• _DATA FOR THE TASK_
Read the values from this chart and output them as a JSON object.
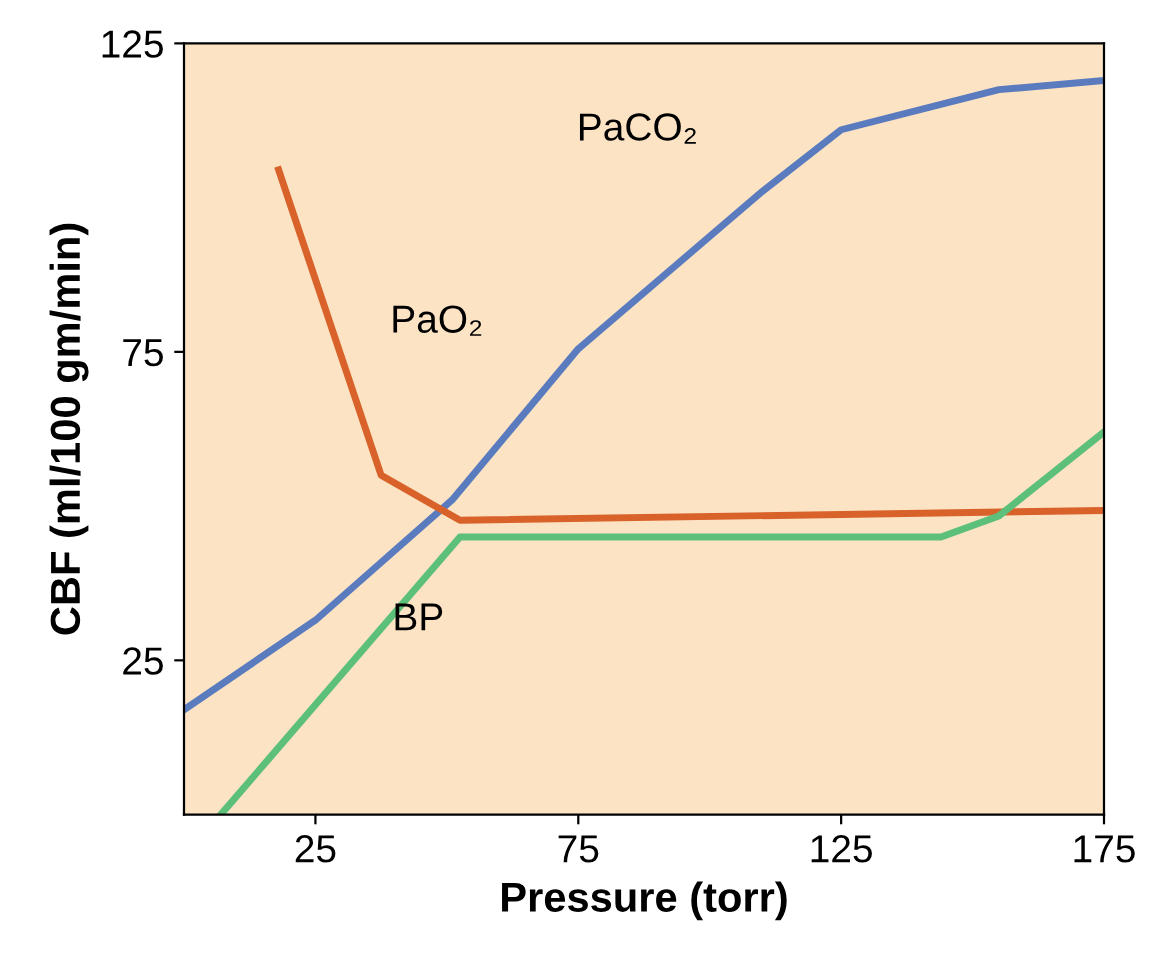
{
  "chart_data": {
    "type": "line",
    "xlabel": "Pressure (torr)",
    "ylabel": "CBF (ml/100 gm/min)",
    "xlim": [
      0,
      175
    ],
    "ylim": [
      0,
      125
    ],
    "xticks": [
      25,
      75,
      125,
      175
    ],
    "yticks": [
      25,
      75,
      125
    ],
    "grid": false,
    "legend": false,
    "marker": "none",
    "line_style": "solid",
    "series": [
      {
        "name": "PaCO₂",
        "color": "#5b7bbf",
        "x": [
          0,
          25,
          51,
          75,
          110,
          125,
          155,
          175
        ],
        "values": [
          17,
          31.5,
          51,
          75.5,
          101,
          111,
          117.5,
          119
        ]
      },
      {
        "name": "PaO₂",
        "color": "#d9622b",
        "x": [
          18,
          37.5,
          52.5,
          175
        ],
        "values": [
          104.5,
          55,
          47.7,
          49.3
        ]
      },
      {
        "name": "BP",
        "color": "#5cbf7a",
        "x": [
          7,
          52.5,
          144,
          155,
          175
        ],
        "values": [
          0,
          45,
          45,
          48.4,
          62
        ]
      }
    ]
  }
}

• _BRIEF_
For the data above, state how many lines contain "color"; the number is the whole answer.

• _SOLUTION FOR THIS TASK_
3